■ Requirements ■
Reproduce the data below in full and exclude every picture.

■ Dataset records ■
* * * * *

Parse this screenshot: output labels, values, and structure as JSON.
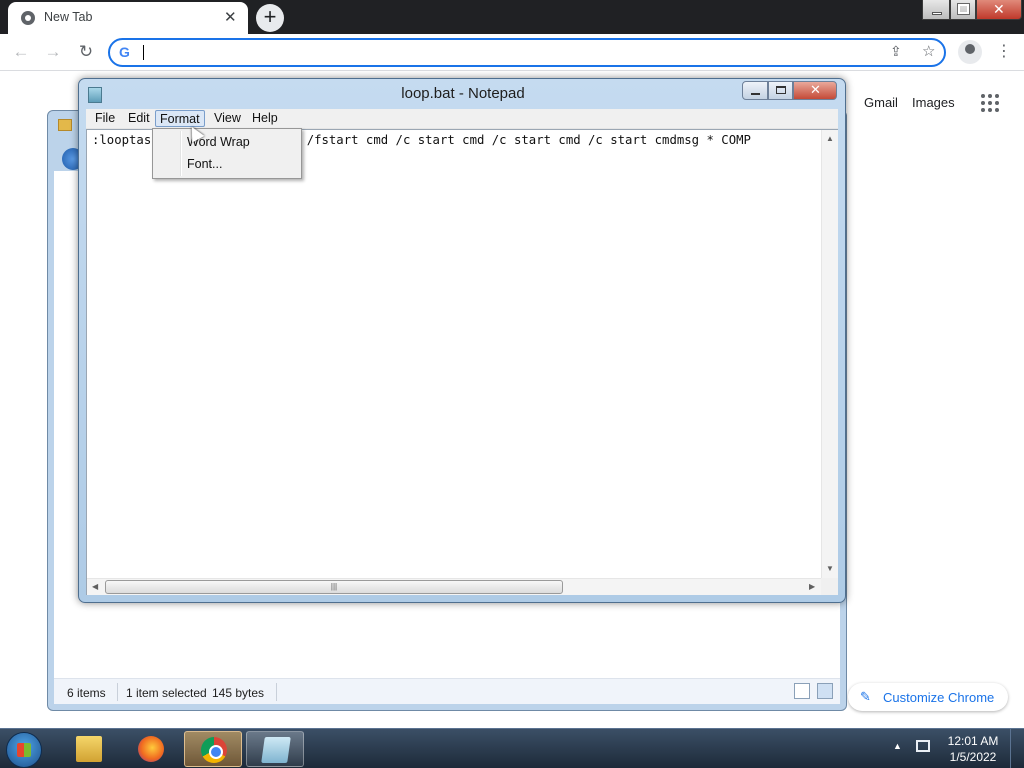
{
  "browser": {
    "tab_title": "New Tab",
    "tab_close": "✕",
    "new_tab": "+",
    "omnibox_value": "",
    "gmail": "Gmail",
    "images": "Images",
    "customize": "Customize Chrome",
    "icons": [
      "chrome-favicon-icon",
      "back-arrow-icon",
      "forward-arrow-icon",
      "reload-icon",
      "google-g-icon",
      "share-icon",
      "star-icon",
      "profile-icon",
      "menu-dots-icon",
      "apps-grid-icon",
      "pencil-icon"
    ]
  },
  "explorer": {
    "item_count": "6 items",
    "selection": "1 item selected",
    "size": "145 bytes"
  },
  "notepad": {
    "title": "loop.bat - Notepad",
    "menu": {
      "file": "File",
      "edit": "Edit",
      "format": "Format",
      "view": "View",
      "help": "Help"
    },
    "format_menu": {
      "word_wrap": "Word Wrap",
      "font": "Font..."
    },
    "text_line": ":looptas                 exe /fstart cmd /c start cmd /c start cmd /c start cmdmsg * COMP"
  },
  "taskbar": {
    "time": "12:01 AM",
    "date": "1/5/2022",
    "pinned": [
      "windows-explorer",
      "firefox",
      "chrome",
      "notepad"
    ]
  },
  "colors": {
    "omnibox_border": "#1a73e8",
    "chrome_frame": "#202124",
    "taskbar": "#1d2a39"
  }
}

* * * * *

■ Correct result ■
Parse this screenshot: output labels, values, and structure as JSON.
{
  "browser": {
    "tab_title": "New Tab",
    "tab_close": "✕",
    "new_tab": "+",
    "omnibox_value": "",
    "gmail": "Gmail",
    "images": "Images",
    "customize": "Customize Chrome",
    "icons": [
      "chrome-favicon-icon",
      "back-arrow-icon",
      "forward-arrow-icon",
      "reload-icon",
      "google-g-icon",
      "share-icon",
      "star-icon",
      "profile-icon",
      "menu-dots-icon",
      "apps-grid-icon",
      "pencil-icon"
    ]
  },
  "explorer": {
    "item_count": "6 items",
    "selection": "1 item selected",
    "size": "145 bytes"
  },
  "notepad": {
    "title": "loop.bat - Notepad",
    "menu": {
      "file": "File",
      "edit": "Edit",
      "format": "Format",
      "view": "View",
      "help": "Help"
    },
    "format_menu": {
      "word_wrap": "Word Wrap",
      "font": "Font..."
    },
    "text_line": ":looptas                 exe /fstart cmd /c start cmd /c start cmd /c start cmdmsg * COMP"
  },
  "taskbar": {
    "time": "12:01 AM",
    "date": "1/5/2022",
    "pinned": [
      "windows-explorer",
      "firefox",
      "chrome",
      "notepad"
    ]
  },
  "colors": {
    "omnibox_border": "#1a73e8",
    "chrome_frame": "#202124",
    "taskbar": "#1d2a39"
  }
}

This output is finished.